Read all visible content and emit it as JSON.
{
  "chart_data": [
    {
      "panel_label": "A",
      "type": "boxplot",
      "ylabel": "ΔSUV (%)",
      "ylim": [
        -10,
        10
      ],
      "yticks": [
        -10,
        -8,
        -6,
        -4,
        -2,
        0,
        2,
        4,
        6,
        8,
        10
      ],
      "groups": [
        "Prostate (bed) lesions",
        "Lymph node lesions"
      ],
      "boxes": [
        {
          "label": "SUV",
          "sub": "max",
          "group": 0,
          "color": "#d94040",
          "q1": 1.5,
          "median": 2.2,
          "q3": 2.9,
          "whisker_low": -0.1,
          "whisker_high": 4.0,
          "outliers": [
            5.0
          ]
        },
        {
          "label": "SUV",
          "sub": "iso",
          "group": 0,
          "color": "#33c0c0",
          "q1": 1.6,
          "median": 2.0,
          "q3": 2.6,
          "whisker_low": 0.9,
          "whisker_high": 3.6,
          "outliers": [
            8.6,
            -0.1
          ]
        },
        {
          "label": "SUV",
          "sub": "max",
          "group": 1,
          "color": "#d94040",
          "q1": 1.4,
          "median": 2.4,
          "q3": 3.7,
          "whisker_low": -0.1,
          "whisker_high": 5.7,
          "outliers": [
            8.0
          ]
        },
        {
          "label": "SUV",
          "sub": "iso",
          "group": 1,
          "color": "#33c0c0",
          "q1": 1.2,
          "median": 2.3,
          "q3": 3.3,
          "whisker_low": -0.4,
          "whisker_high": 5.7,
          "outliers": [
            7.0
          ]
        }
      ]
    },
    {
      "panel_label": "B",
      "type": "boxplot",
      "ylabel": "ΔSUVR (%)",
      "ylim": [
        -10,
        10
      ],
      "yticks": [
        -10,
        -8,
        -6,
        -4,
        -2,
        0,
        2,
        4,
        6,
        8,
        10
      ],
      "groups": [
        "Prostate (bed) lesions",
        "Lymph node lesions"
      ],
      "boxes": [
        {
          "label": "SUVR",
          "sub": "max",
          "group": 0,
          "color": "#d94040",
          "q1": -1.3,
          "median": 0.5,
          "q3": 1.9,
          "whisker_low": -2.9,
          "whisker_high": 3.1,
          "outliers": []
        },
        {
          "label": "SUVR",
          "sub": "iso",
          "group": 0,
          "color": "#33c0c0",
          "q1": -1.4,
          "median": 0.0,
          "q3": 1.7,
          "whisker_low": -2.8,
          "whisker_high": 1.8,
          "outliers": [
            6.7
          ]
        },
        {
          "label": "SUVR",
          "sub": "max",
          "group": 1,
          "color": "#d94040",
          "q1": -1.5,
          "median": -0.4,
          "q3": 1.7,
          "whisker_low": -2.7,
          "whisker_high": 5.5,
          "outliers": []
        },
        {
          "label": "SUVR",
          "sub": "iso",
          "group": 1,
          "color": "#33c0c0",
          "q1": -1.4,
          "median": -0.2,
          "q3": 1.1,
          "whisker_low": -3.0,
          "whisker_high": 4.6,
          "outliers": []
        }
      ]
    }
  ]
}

> [WHAT THE EXERCISE ASKS]: Identify lines with the string "median". Copy each one.

> [COMPLETE OUTPUT]:
          "median": 2.2,
          "median": 2.0,
          "median": 2.4,
          "median": 2.3,
          "median": 0.5,
          "median": 0.0,
          "median": -0.4,
          "median": -0.2,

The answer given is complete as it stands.